Task directions – Locate all lines with the word "Expansion". Copy them.
** Begin **
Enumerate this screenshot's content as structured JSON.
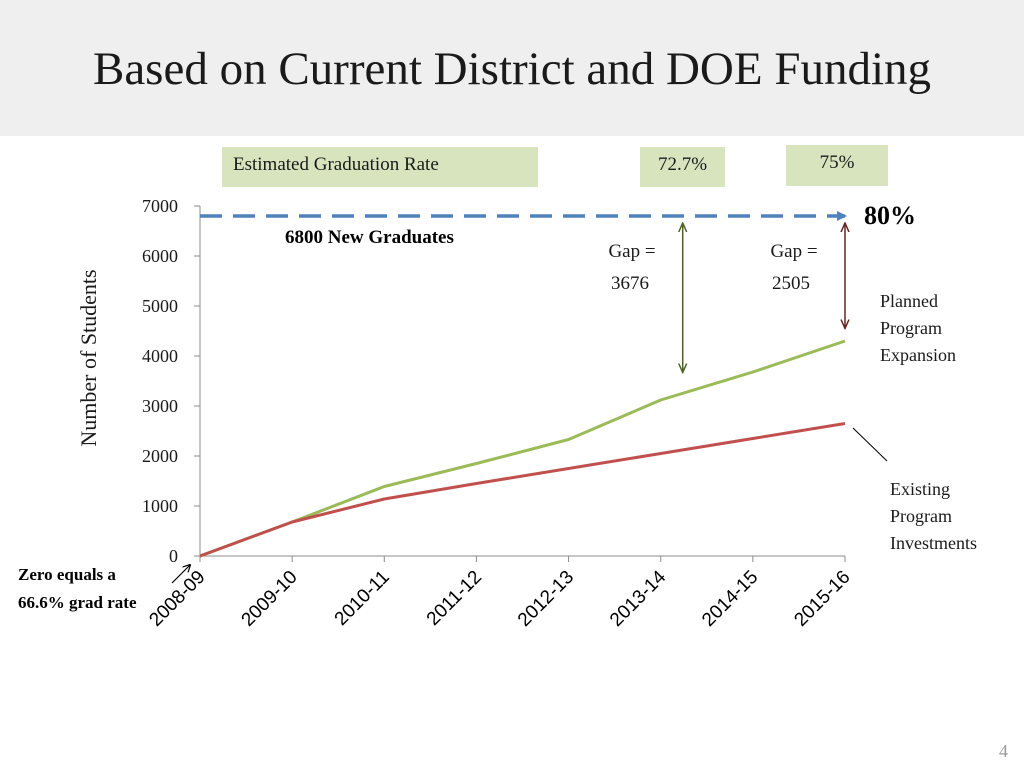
{
  "title": "Based on Current District and DOE Funding",
  "page_number": "4",
  "rate_boxes": {
    "label": "Estimated Graduation Rate",
    "rate_2013": "72.7%",
    "rate_2015": "75%"
  },
  "annotations": {
    "target_rate": "80%",
    "target_label": "6800 New Graduates",
    "gap1_line1": "Gap =",
    "gap1_line2": "3676",
    "gap2_line1": "Gap =",
    "gap2_line2": "2505",
    "planned_line1": "Planned",
    "planned_line2": "Program",
    "planned_line3": "Expansion",
    "existing_line1": "Existing",
    "existing_line2": "Program",
    "existing_line3": "Investments",
    "zero_line1": "Zero equals a",
    "zero_line2": "66.6% grad rate"
  },
  "colors": {
    "planned": "#9bbb59",
    "existing": "#c0504d",
    "target": "#4f81bd",
    "gap1_arrow": "#4f6228",
    "gap2_arrow": "#632523",
    "header_band": "#efefef",
    "rate_box": "#d7e4bd"
  },
  "chart_data": {
    "type": "line",
    "ylabel": "Number of Students",
    "xlabel": "",
    "ylim": [
      0,
      7000
    ],
    "yticks": [
      "0",
      "1000",
      "2000",
      "3000",
      "4000",
      "5000",
      "6000",
      "7000"
    ],
    "categories": [
      "2008-09",
      "2009-10",
      "2010-11",
      "2011-12",
      "2012-13",
      "2013-14",
      "2014-15",
      "2015-16"
    ],
    "series": [
      {
        "name": "Planned Program Expansion",
        "values": [
          0,
          680,
          1390,
          1850,
          2330,
          3120,
          3680,
          4300
        ]
      },
      {
        "name": "Existing Program Investments",
        "values": [
          0,
          680,
          1140,
          1450,
          1750,
          2050,
          2350,
          2650
        ]
      }
    ],
    "target_value": 6800
  }
}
** End **
Reply –
    "planned_line3": "Expansion",
        "name": "Planned Program Expansion",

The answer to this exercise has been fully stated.